[BEGIN SUPPLIED RECORDS]

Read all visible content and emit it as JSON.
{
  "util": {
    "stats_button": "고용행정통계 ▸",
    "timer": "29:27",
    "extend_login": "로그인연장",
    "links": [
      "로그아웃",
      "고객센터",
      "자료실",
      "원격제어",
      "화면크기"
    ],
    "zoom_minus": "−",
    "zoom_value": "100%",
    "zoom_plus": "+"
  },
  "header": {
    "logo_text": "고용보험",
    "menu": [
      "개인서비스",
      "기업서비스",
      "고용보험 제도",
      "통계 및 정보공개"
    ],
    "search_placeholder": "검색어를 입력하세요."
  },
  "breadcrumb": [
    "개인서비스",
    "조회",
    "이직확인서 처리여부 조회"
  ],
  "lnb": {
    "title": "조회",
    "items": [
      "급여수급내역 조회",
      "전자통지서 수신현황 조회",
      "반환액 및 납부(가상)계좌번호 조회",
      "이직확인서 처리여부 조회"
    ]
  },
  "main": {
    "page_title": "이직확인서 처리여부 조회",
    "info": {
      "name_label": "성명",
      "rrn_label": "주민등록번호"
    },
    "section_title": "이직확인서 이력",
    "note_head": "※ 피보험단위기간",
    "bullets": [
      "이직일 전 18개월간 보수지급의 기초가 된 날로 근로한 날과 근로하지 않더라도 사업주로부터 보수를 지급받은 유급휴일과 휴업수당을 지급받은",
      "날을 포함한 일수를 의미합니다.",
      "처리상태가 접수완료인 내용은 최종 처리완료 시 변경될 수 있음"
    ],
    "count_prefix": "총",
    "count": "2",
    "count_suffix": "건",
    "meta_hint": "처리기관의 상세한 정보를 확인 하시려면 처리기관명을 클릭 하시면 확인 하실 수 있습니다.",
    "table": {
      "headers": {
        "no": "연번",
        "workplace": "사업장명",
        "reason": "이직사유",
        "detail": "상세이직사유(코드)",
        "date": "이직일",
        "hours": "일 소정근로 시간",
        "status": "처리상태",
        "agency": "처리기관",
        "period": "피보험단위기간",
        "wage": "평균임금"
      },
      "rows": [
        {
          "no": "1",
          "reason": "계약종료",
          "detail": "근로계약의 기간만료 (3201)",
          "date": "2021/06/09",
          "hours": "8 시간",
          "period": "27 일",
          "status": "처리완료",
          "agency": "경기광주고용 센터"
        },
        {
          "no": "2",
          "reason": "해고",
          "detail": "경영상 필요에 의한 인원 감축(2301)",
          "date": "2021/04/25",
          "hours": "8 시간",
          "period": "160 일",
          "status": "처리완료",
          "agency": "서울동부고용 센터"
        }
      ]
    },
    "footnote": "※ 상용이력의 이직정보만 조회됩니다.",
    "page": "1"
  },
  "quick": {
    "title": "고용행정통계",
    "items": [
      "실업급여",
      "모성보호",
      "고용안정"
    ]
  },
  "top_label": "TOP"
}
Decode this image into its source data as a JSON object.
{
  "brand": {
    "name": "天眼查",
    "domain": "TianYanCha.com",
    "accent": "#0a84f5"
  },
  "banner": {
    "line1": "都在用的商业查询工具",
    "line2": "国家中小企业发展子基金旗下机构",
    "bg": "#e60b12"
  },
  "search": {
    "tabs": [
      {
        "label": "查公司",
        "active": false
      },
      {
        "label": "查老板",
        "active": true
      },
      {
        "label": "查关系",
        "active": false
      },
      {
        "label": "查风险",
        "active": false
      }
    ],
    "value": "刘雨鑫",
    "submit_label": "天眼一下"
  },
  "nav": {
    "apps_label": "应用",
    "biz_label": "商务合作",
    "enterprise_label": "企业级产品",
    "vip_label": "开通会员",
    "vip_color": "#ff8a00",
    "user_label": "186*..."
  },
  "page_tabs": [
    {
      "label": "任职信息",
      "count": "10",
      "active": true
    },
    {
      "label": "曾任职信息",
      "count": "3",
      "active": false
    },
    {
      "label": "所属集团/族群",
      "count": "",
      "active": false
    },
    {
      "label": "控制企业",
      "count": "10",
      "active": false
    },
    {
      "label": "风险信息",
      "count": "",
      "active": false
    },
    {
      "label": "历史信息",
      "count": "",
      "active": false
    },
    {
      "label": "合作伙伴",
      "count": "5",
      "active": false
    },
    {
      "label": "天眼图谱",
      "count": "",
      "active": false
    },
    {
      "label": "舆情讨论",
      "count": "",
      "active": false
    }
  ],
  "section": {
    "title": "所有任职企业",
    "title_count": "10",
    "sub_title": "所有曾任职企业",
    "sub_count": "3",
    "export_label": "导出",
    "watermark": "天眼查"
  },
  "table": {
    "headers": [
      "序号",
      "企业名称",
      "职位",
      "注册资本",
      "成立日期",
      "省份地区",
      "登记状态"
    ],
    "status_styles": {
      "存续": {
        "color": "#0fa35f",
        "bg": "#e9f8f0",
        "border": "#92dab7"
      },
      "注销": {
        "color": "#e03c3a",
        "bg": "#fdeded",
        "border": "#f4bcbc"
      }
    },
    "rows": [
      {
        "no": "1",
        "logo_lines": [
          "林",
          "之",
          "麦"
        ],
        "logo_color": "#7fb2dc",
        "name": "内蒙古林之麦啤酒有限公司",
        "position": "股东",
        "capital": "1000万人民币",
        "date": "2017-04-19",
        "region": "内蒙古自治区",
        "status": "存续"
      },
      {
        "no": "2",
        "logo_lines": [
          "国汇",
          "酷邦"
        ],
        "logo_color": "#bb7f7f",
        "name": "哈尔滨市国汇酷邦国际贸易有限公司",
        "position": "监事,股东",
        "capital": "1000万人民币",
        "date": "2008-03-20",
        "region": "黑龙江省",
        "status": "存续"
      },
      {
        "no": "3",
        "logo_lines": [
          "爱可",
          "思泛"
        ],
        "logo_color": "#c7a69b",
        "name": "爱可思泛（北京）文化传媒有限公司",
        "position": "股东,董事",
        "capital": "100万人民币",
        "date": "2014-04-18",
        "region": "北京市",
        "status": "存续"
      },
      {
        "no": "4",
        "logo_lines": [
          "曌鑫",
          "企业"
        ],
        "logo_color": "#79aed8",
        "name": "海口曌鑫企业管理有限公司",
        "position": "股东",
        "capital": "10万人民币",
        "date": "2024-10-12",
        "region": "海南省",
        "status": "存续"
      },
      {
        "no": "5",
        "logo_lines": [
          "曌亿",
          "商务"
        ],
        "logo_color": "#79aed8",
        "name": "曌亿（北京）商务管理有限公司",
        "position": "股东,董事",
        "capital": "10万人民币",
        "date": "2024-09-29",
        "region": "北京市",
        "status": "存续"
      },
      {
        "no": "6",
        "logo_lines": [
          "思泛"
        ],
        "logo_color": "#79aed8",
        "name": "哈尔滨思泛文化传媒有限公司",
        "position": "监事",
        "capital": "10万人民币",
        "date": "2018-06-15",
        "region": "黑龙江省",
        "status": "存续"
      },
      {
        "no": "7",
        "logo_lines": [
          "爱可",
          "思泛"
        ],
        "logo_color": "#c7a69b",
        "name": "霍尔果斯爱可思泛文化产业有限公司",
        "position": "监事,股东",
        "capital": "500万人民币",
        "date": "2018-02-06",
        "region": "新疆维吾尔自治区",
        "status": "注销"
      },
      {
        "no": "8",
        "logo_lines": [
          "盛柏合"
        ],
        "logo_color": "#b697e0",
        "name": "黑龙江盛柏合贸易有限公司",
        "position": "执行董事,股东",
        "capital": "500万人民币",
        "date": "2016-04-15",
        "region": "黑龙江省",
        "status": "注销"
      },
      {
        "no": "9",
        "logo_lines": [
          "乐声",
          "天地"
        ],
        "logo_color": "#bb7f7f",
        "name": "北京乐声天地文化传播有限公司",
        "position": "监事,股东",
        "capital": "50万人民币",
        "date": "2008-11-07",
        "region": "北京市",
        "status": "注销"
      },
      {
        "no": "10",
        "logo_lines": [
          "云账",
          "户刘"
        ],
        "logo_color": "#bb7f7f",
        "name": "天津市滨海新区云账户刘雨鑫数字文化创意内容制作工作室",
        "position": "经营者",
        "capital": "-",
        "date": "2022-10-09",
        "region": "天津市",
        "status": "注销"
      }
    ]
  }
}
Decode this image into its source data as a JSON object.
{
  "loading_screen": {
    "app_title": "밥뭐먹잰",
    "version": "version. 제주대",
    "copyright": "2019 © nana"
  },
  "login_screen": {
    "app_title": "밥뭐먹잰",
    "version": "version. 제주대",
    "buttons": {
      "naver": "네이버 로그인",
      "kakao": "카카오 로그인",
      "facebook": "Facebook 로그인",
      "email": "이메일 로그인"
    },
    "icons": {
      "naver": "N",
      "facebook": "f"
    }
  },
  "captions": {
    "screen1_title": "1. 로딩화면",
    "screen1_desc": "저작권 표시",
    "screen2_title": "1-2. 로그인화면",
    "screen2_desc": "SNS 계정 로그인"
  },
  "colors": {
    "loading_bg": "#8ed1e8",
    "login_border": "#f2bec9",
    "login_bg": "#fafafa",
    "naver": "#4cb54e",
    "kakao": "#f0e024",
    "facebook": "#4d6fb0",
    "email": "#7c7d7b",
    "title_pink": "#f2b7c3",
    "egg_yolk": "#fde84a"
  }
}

[END SUPPLIED RECORDS]

#### WHAT YOU NEED TO DO
Provide only the count of lines in the data above that include the string "facebook".

#### WRITTEN RESPONSE
3